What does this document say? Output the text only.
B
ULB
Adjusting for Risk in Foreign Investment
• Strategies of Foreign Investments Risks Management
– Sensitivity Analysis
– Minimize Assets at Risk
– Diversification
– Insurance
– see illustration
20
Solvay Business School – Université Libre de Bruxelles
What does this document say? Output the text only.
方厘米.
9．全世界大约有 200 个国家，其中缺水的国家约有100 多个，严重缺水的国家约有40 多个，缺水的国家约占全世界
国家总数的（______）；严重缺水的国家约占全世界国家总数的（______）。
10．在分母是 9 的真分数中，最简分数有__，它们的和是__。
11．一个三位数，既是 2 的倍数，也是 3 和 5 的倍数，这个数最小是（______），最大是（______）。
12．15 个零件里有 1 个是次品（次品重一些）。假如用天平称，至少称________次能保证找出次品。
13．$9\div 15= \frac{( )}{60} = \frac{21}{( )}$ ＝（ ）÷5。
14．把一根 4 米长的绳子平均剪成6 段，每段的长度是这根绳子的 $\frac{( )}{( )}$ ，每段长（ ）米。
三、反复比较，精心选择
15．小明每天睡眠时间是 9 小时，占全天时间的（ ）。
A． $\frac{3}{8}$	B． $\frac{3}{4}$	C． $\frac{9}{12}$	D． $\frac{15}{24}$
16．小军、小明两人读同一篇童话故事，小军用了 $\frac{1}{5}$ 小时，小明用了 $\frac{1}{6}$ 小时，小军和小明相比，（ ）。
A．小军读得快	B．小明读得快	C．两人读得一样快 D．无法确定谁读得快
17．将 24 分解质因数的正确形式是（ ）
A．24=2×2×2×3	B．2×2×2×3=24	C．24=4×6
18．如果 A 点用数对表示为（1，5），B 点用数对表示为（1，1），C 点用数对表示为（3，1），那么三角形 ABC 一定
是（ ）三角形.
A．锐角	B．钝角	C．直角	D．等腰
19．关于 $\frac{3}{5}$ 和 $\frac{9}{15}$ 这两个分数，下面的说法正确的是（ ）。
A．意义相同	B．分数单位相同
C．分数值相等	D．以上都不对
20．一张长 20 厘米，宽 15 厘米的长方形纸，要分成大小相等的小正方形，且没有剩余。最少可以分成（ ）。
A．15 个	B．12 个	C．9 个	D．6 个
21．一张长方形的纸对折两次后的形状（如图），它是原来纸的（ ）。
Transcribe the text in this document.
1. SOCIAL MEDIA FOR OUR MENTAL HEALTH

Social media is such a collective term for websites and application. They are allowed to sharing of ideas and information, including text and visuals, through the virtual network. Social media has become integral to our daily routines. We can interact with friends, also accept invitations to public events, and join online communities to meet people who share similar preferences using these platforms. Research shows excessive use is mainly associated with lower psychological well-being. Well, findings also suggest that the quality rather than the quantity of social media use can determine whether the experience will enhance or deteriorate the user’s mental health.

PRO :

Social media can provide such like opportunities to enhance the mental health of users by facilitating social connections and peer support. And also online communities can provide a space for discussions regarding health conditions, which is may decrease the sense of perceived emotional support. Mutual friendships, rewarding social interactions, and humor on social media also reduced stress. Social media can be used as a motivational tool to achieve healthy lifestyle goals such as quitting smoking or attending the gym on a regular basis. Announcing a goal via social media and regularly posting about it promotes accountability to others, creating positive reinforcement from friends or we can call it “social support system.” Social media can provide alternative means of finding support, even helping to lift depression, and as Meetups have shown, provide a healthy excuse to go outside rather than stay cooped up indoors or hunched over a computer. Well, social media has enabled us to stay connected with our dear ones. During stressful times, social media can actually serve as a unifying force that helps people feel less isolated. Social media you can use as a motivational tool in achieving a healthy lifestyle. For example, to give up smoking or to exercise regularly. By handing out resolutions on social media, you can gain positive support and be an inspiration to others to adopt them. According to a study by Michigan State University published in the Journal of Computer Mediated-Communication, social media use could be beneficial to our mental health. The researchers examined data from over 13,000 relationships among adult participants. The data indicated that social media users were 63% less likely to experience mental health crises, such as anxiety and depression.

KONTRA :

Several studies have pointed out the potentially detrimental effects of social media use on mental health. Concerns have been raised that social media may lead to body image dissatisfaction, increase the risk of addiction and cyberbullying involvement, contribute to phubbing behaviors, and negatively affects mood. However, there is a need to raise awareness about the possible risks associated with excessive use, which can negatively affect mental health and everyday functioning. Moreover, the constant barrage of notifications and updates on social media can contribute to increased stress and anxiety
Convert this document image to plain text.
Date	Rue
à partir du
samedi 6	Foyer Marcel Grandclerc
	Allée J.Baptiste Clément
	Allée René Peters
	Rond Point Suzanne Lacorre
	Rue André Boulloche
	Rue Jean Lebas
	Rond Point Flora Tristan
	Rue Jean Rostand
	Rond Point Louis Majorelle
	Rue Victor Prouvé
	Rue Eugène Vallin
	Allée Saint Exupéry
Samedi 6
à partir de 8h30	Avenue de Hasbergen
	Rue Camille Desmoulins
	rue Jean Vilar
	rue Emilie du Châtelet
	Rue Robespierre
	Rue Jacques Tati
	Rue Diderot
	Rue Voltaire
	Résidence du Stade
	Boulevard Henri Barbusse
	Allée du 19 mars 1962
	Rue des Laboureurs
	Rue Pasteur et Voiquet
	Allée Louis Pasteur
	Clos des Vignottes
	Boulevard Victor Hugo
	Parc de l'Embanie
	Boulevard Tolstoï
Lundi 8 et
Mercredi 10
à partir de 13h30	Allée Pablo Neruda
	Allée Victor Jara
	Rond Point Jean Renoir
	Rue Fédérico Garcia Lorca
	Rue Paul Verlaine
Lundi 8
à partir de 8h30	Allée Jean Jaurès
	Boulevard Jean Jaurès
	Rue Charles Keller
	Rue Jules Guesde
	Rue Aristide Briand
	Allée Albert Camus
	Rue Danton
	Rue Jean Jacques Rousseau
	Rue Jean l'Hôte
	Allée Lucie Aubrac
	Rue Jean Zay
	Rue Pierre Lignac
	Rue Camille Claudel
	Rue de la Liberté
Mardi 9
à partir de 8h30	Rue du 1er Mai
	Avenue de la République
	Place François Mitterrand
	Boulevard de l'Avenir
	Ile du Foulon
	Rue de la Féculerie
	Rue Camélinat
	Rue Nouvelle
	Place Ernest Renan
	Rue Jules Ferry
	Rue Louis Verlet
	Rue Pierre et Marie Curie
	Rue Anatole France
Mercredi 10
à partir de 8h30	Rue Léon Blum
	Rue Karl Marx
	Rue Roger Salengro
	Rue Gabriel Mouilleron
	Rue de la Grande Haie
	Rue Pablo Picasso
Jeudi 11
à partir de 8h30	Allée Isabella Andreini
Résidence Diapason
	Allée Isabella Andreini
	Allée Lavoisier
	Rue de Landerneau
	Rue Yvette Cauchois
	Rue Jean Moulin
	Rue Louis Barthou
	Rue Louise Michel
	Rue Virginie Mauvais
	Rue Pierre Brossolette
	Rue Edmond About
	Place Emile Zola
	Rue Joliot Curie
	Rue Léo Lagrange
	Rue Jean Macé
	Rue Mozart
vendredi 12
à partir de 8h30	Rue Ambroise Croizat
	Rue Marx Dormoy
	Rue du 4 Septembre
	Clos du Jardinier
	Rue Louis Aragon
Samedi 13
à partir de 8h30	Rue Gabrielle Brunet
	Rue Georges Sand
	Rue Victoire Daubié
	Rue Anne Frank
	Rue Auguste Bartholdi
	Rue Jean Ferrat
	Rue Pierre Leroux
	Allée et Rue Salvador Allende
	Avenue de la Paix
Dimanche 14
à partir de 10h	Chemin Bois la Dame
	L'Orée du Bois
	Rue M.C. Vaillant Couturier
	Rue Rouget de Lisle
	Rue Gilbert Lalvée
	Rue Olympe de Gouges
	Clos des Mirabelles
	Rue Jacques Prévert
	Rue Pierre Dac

....................

Print every record exactly as it was given.

WRITTEN ANSWER
What does this document say? Output the text only.
B
ULB
Adjusting for Risk in Foreign Investment
• Strategies of Foreign Investments Risks Management
– Sensitivity Analysis
– Minimize Assets at Risk
– Diversification
– Insurance
– see illustration
20
Solvay Business School – Université Libre de Bruxelles
What does this document say? Output the text only.
方厘米.
9．全世界大约有 200 个国家，其中缺水的国家约有100 多个，严重缺水的国家约有40 多个，缺水的国家约占全世界
国家总数的（______）；严重缺水的国家约占全世界国家总数的（______）。
10．在分母是 9 的真分数中，最简分数有__，它们的和是__。
11．一个三位数，既是 2 的倍数，也是 3 和 5 的倍数，这个数最小是（______），最大是（______）。
12．15 个零件里有 1 个是次品（次品重一些）。假如用天平称，至少称________次能保证找出次品。
13．$9\div 15= \frac{( )}{60} = \frac{21}{( )}$ ＝（ ）÷5。
14．把一根 4 米长的绳子平均剪成6 段，每段的长度是这根绳子的 $\frac{( )}{( )}$ ，每段长（ ）米。
三、反复比较，精心选择
15．小明每天睡眠时间是 9 小时，占全天时间的（ ）。
A． $\frac{3}{8}$	B． $\frac{3}{4}$	C． $\frac{9}{12}$	D． $\frac{15}{24}$
16．小军、小明两人读同一篇童话故事，小军用了 $\frac{1}{5}$ 小时，小明用了 $\frac{1}{6}$ 小时，小军和小明相比，（ ）。
A．小军读得快	B．小明读得快	C．两人读得一样快 D．无法确定谁读得快
17．将 24 分解质因数的正确形式是（ ）
A．24=2×2×2×3	B．2×2×2×3=24	C．24=4×6
18．如果 A 点用数对表示为（1，5），B 点用数对表示为（1，1），C 点用数对表示为（3，1），那么三角形 ABC 一定
是（ ）三角形.
A．锐角	B．钝角	C．直角	D．等腰
19．关于 $\frac{3}{5}$ 和 $\frac{9}{15}$ 这两个分数，下面的说法正确的是（ ）。
A．意义相同	B．分数单位相同
C．分数值相等	D．以上都不对
20．一张长 20 厘米，宽 15 厘米的长方形纸，要分成大小相等的小正方形，且没有剩余。最少可以分成（ ）。
A．15 个	B．12 个	C．9 个	D．6 个
21．一张长方形的纸对折两次后的形状（如图），它是原来纸的（ ）。
Transcribe the text in this document.
1. SOCIAL MEDIA FOR OUR MENTAL HEALTH

Social media is such a collective term for websites and application. They are allowed to sharing of ideas and information, including text and visuals, through the virtual network. Social media has become integral to our daily routines. We can interact with friends, also accept invitations to public events, and join online communities to meet people who share similar preferences using these platforms. Research shows excessive use is mainly associated with lower psychological well-being. Well, findings also suggest that the quality rather than the quantity of social media use can determine whether the experience will enhance or deteriorate the user’s mental health.

PRO :

Social media can provide such like opportunities to enhance the mental health of users by facilitating social connections and peer support. And also online communities can provide a space for discussions regarding health conditions, which is may decrease the sense of perceived emotional support. Mutual friendships, rewarding social interactions, and humor on social media also reduced stress. Social media can be used as a motivational tool to achieve healthy lifestyle goals such as quitting smoking or attending the gym on a regular basis. Announcing a goal via social media and regularly posting about it promotes accountability to others, creating positive reinforcement from friends or we can call it “social support system.” Social media can provide alternative means of finding support, even helping to lift depression, and as Meetups have shown, provide a healthy excuse to go outside rather than stay cooped up indoors or hunched over a computer. Well, social media has enabled us to stay connected with our dear ones. During stressful times, social media can actually serve as a unifying force that helps people feel less isolated. Social media you can use as a motivational tool in achieving a healthy lifestyle. For example, to give up smoking or to exercise regularly. By handing out resolutions on social media, you can gain positive support and be an inspiration to others to adopt them. According to a study by Michigan State University published in the Journal of Computer Mediated-Communication, social media use could be beneficial to our mental health. The researchers examined data from over 13,000 relationships among adult participants. The data indicated that social media users were 63% less likely to experience mental health crises, such as anxiety and depression.

KONTRA :

Several studies have pointed out the potentially detrimental effects of social media use on mental health. Concerns have been raised that social media may lead to body image dissatisfaction, increase the risk of addiction and cyberbullying involvement, contribute to phubbing behaviors, and negatively affects mood. However, there is a need to raise awareness about the possible risks associated with excessive use, which can negatively affect mental health and everyday functioning. Moreover, the constant barrage of notifications and updates on social media can contribute to increased stress and anxiety
Convert this document image to plain text.
Date	Rue
à partir du
samedi 6	Foyer Marcel Grandclerc
	Allée J.Baptiste Clément
	Allée René Peters
	Rond Point Suzanne Lacorre
	Rue André Boulloche
	Rue Jean Lebas
	Rond Point Flora Tristan
	Rue Jean Rostand
	Rond Point Louis Majorelle
	Rue Victor Prouvé
	Rue Eugène Vallin
	Allée Saint Exupéry
Samedi 6
à partir de 8h30	Avenue de Hasbergen
	Rue Camille Desmoulins
	rue Jean Vilar
	rue Emilie du Châtelet
	Rue Robespierre
	Rue Jacques Tati
	Rue Diderot
	Rue Voltaire
	Résidence du Stade
	Boulevard Henri Barbusse
	Allée du 19 mars 1962
	Rue des Laboureurs
	Rue Pasteur et Voiquet
	Allée Louis Pasteur
	Clos des Vignottes
	Boulevard Victor Hugo
	Parc de l'Embanie
	Boulevard Tolstoï
Lundi 8 et
Mercredi 10
à partir de 13h30	Allée Pablo Neruda
	Allée Victor Jara
	Rond Point Jean Renoir
	Rue Fédérico Garcia Lorca
	Rue Paul Verlaine
Lundi 8
à partir de 8h30	Allée Jean Jaurès
	Boulevard Jean Jaurès
	Rue Charles Keller
	Rue Jules Guesde
	Rue Aristide Briand
	Allée Albert Camus
	Rue Danton
	Rue Jean Jacques Rousseau
	Rue Jean l'Hôte
	Allée Lucie Aubrac
	Rue Jean Zay
	Rue Pierre Lignac
	Rue Camille Claudel
	Rue de la Liberté
Mardi 9
à partir de 8h30	Rue du 1er Mai
	Avenue de la République
	Place François Mitterrand
	Boulevard de l'Avenir
	Ile du Foulon
	Rue de la Féculerie
	Rue Camélinat
	Rue Nouvelle
	Place Ernest Renan
	Rue Jules Ferry
	Rue Louis Verlet
	Rue Pierre et Marie Curie
	Rue Anatole France
Mercredi 10
à partir de 8h30	Rue Léon Blum
	Rue Karl Marx
	Rue Roger Salengro
	Rue Gabriel Mouilleron
	Rue de la Grande Haie
	Rue Pablo Picasso
Jeudi 11
à partir de 8h30	Allée Isabella Andreini
Résidence Diapason
	Allée Isabella Andreini
	Allée Lavoisier
	Rue de Landerneau
	Rue Yvette Cauchois
	Rue Jean Moulin
	Rue Louis Barthou
	Rue Louise Michel
	Rue Virginie Mauvais
	Rue Pierre Brossolette
	Rue Edmond About
	Place Emile Zola
	Rue Joliot Curie
	Rue Léo Lagrange
	Rue Jean Macé
	Rue Mozart
vendredi 12
à partir de 8h30	Rue Ambroise Croizat
	Rue Marx Dormoy
	Rue du 4 Septembre
	Clos du Jardinier
	Rue Louis Aragon
Samedi 13
à partir de 8h30	Rue Gabrielle Brunet
	Rue Georges Sand
	Rue Victoire Daubié
	Rue Anne Frank
	Rue Auguste Bartholdi
	Rue Jean Ferrat
	Rue Pierre Leroux
	Allée et Rue Salvador Allende
	Avenue de la Paix
Dimanche 14
à partir de 10h	Chemin Bois la Dame
	L'Orée du Bois
	Rue M.C. Vaillant Couturier
	Rue Rouget de Lisle
	Rue Gilbert Lalvée
	Rue Olympe de Gouges
	Clos des Mirabelles
	Rue Jacques Prévert
	Rue Pierre Dac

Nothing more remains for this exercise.